+++ The input
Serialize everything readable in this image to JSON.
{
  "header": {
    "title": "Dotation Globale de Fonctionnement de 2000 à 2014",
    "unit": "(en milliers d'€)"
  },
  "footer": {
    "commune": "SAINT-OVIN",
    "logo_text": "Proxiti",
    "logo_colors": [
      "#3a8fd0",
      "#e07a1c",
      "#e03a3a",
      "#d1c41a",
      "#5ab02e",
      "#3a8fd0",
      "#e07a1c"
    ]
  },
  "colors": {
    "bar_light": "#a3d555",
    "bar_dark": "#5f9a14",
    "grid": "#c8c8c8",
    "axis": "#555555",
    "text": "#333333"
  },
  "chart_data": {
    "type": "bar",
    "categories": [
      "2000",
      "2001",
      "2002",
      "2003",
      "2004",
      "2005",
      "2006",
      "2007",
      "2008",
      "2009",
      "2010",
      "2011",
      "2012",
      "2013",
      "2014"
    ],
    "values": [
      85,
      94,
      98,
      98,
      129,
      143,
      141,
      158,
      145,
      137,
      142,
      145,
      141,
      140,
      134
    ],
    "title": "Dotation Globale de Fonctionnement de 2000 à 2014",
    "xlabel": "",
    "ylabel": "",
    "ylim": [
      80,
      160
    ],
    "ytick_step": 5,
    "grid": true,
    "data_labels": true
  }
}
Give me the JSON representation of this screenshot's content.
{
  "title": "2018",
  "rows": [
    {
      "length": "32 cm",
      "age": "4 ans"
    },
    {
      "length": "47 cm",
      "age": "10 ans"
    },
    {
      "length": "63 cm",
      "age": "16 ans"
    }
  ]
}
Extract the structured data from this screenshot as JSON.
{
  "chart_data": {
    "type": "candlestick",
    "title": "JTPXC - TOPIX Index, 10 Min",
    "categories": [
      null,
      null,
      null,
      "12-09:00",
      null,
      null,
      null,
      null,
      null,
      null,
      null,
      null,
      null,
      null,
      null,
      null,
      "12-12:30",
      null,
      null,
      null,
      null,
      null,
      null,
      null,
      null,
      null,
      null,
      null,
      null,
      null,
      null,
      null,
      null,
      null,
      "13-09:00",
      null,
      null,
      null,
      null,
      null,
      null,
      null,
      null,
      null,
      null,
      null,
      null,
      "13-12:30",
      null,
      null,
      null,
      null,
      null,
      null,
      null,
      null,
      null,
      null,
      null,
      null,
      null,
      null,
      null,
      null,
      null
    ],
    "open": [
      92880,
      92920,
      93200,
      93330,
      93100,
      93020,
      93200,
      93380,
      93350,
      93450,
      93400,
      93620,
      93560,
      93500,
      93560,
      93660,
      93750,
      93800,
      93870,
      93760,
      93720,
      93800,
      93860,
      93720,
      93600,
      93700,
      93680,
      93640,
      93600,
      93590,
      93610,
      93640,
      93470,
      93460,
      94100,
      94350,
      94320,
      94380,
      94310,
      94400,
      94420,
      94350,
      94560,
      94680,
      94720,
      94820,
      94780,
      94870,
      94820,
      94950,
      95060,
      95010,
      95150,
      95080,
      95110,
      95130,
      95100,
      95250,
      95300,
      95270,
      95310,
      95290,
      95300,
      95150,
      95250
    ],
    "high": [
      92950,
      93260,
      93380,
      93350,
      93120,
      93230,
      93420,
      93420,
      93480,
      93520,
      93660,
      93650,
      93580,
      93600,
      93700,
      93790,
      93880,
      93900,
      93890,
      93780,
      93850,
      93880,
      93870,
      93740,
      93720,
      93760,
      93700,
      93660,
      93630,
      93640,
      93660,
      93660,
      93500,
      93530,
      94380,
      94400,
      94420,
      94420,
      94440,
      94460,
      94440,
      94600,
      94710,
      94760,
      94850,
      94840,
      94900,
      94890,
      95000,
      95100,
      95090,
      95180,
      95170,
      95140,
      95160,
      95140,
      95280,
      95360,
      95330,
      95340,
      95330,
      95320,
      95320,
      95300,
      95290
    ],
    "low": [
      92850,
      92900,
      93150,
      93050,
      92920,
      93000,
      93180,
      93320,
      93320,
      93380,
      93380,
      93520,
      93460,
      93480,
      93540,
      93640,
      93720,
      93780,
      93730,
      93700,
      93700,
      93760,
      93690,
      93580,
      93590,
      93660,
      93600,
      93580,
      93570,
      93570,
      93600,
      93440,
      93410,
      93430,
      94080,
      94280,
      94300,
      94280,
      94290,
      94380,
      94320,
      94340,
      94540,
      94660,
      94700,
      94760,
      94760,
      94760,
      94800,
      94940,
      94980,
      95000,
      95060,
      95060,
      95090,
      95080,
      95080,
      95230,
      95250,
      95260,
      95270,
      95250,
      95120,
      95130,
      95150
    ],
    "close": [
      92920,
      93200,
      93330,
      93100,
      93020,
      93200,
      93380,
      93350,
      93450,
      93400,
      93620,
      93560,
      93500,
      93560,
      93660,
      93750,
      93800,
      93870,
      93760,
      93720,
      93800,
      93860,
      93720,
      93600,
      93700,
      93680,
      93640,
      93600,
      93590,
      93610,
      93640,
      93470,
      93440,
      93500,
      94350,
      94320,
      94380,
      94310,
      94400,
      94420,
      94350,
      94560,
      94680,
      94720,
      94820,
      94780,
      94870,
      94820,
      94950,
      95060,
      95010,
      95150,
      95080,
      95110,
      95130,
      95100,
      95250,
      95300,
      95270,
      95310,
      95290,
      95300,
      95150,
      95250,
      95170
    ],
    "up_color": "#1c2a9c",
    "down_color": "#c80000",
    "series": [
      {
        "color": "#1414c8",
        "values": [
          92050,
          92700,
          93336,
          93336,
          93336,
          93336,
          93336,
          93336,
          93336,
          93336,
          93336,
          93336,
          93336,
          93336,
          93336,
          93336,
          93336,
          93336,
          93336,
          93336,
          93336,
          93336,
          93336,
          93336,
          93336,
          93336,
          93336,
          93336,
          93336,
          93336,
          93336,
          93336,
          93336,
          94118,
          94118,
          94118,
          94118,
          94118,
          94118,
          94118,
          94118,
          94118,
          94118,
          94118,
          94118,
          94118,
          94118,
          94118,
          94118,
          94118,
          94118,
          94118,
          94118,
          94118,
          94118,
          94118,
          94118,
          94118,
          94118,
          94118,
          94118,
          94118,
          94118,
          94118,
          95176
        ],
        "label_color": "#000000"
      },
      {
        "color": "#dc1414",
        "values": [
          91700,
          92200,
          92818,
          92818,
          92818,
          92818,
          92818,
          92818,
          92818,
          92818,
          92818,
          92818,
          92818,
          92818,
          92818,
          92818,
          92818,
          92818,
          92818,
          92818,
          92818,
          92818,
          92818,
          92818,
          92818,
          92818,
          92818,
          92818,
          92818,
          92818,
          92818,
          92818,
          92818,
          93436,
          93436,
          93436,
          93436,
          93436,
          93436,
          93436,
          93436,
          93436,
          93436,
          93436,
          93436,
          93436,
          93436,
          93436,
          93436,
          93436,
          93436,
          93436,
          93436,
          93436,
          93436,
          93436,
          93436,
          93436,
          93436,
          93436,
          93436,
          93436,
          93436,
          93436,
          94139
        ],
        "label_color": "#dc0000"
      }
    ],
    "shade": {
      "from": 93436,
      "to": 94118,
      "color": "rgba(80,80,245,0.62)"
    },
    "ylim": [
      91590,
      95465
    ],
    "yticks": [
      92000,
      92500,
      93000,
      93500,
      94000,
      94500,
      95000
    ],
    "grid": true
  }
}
++++++
Objective
Where does the word "screenshot" appear? Return each line that holds it.

Answer in full
Give me the JSON representation of this screenshot's content.
Extract the structured data from this screenshot as JSON.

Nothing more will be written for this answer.